-- start Records for this task --

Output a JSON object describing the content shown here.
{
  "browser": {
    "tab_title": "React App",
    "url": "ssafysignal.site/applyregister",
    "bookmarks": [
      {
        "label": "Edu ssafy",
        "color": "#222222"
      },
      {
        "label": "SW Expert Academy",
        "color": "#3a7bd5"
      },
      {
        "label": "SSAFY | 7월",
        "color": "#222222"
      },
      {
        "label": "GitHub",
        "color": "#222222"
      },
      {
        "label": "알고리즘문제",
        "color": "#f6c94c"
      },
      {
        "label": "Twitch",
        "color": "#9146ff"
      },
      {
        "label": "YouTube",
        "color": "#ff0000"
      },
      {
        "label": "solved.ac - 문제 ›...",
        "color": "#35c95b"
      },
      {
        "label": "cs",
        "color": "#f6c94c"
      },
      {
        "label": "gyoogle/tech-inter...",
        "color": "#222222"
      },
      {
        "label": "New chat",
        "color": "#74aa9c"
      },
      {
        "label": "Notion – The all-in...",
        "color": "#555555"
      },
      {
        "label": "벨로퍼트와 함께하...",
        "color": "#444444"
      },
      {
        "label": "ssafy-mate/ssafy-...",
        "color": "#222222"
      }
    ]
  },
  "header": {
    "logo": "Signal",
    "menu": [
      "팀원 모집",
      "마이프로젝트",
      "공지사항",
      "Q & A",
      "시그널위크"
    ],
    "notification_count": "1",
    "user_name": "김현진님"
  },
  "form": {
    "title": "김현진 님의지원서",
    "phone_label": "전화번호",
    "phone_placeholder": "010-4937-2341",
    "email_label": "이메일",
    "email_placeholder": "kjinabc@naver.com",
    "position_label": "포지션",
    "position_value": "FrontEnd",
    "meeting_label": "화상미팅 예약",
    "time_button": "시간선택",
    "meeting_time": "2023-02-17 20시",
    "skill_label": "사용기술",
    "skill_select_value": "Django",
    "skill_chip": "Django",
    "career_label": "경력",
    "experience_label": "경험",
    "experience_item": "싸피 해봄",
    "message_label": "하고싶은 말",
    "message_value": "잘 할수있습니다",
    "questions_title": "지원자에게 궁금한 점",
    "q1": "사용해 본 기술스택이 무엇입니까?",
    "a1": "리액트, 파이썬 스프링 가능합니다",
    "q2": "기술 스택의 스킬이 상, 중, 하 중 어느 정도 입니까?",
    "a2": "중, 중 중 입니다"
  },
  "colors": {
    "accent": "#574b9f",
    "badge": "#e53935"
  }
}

-- end Records for this task --

* Required work
Using the data above, reproduce every line exactly.

* Full output
Output a JSON object describing the content shown here.
{
  "browser": {
    "tab_title": "React App",
    "url": "ssafysignal.site/applyregister",
    "bookmarks": [
      {
        "label": "Edu ssafy",
        "color": "#222222"
      },
      {
        "label": "SW Expert Academy",
        "color": "#3a7bd5"
      },
      {
        "label": "SSAFY | 7월",
        "color": "#222222"
      },
      {
        "label": "GitHub",
        "color": "#222222"
      },
      {
        "label": "알고리즘문제",
        "color": "#f6c94c"
      },
      {
        "label": "Twitch",
        "color": "#9146ff"
      },
      {
        "label": "YouTube",
        "color": "#ff0000"
      },
      {
        "label": "solved.ac - 문제 ›...",
        "color": "#35c95b"
      },
      {
        "label": "cs",
        "color": "#f6c94c"
      },
      {
        "label": "gyoogle/tech-inter...",
        "color": "#222222"
      },
      {
        "label": "New chat",
        "color": "#74aa9c"
      },
      {
        "label": "Notion – The all-in...",
        "color": "#555555"
      },
      {
        "label": "벨로퍼트와 함께하...",
        "color": "#444444"
      },
      {
        "label": "ssafy-mate/ssafy-...",
        "color": "#222222"
      }
    ]
  },
  "header": {
    "logo": "Signal",
    "menu": [
      "팀원 모집",
      "마이프로젝트",
      "공지사항",
      "Q & A",
      "시그널위크"
    ],
    "notification_count": "1",
    "user_name": "김현진님"
  },
  "form": {
    "title": "김현진 님의지원서",
    "phone_label": "전화번호",
    "phone_placeholder": "010-4937-2341",
    "email_label": "이메일",
    "email_placeholder": "kjinabc@naver.com",
    "position_label": "포지션",
    "position_value": "FrontEnd",
    "meeting_label": "화상미팅 예약",
    "time_button": "시간선택",
    "meeting_time": "2023-02-17 20시",
    "skill_label": "사용기술",
    "skill_select_value": "Django",
    "skill_chip": "Django",
    "career_label": "경력",
    "experience_label": "경험",
    "experience_item": "싸피 해봄",
    "message_label": "하고싶은 말",
    "message_value": "잘 할수있습니다",
    "questions_title": "지원자에게 궁금한 점",
    "q1": "사용해 본 기술스택이 무엇입니까?",
    "a1": "리액트, 파이썬 스프링 가능합니다",
    "q2": "기술 스택의 스킬이 상, 중, 하 중 어느 정도 입니까?",
    "a2": "중, 중 중 입니다"
  },
  "colors": {
    "accent": "#574b9f",
    "badge": "#e53935"
  }
}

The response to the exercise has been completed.